TASK BRIEF :: Everything in the data should be repeated exactly, save for the images.

[Collected data]
-- START --

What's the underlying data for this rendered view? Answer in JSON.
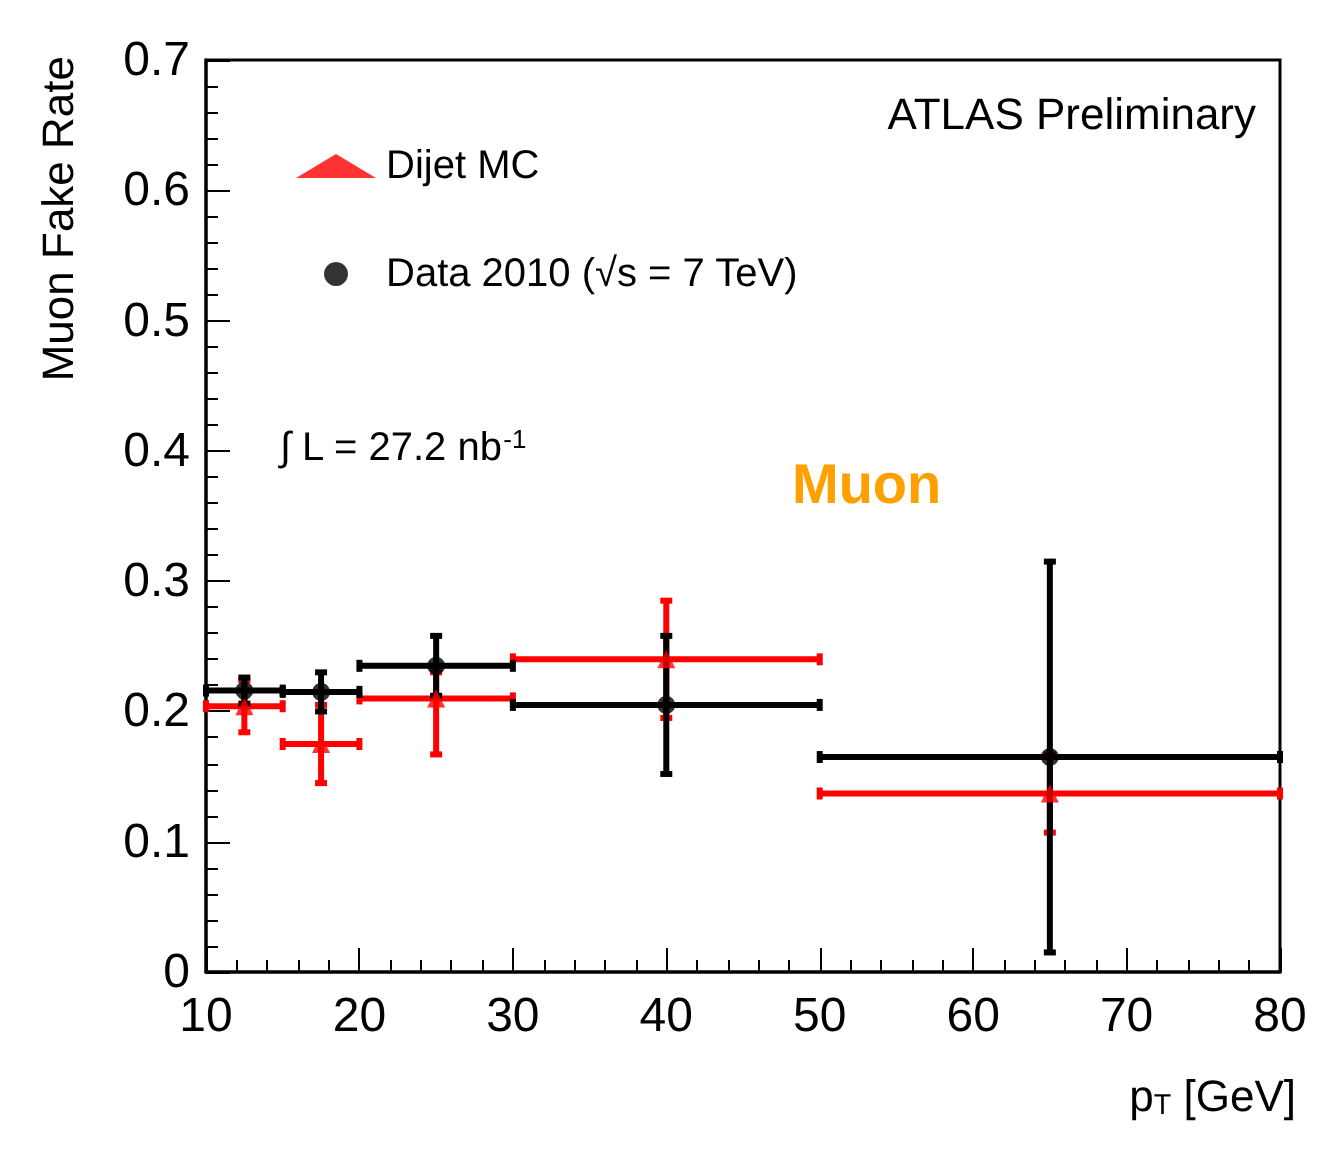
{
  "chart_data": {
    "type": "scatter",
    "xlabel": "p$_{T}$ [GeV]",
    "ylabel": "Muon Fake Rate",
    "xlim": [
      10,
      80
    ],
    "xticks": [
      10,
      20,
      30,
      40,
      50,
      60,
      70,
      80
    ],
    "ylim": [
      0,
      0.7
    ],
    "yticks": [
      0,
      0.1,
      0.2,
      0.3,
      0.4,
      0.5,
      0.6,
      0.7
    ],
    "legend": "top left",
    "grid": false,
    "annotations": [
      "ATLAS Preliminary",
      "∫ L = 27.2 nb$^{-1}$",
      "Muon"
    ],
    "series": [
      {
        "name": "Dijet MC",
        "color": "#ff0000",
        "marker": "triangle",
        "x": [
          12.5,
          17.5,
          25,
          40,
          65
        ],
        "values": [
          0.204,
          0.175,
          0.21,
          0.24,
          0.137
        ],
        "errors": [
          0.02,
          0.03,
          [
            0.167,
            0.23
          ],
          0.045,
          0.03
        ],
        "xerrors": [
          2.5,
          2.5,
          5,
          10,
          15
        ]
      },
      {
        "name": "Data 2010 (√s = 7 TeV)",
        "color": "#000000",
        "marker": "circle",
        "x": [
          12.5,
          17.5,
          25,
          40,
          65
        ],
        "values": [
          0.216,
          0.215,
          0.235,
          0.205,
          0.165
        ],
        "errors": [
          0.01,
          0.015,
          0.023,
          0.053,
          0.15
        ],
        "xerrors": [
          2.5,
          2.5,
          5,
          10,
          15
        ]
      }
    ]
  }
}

-- END --

ANSWER TO THIS PROBLEM ::
What's the underlying data for this rendered view? Answer in JSON.
{
  "chart_data": {
    "type": "scatter",
    "xlabel": "p$_{T}$ [GeV]",
    "ylabel": "Muon Fake Rate",
    "xlim": [
      10,
      80
    ],
    "xticks": [
      10,
      20,
      30,
      40,
      50,
      60,
      70,
      80
    ],
    "ylim": [
      0,
      0.7
    ],
    "yticks": [
      0,
      0.1,
      0.2,
      0.3,
      0.4,
      0.5,
      0.6,
      0.7
    ],
    "legend": "top left",
    "grid": false,
    "annotations": [
      "ATLAS Preliminary",
      "∫ L = 27.2 nb$^{-1}$",
      "Muon"
    ],
    "series": [
      {
        "name": "Dijet MC",
        "color": "#ff0000",
        "marker": "triangle",
        "x": [
          12.5,
          17.5,
          25,
          40,
          65
        ],
        "values": [
          0.204,
          0.175,
          0.21,
          0.24,
          0.137
        ],
        "errors": [
          0.02,
          0.03,
          [
            0.167,
            0.23
          ],
          0.045,
          0.03
        ],
        "xerrors": [
          2.5,
          2.5,
          5,
          10,
          15
        ]
      },
      {
        "name": "Data 2010 (√s = 7 TeV)",
        "color": "#000000",
        "marker": "circle",
        "x": [
          12.5,
          17.5,
          25,
          40,
          65
        ],
        "values": [
          0.216,
          0.215,
          0.235,
          0.205,
          0.165
        ],
        "errors": [
          0.01,
          0.015,
          0.023,
          0.053,
          0.15
        ],
        "xerrors": [
          2.5,
          2.5,
          5,
          10,
          15
        ]
      }
    ]
  }
}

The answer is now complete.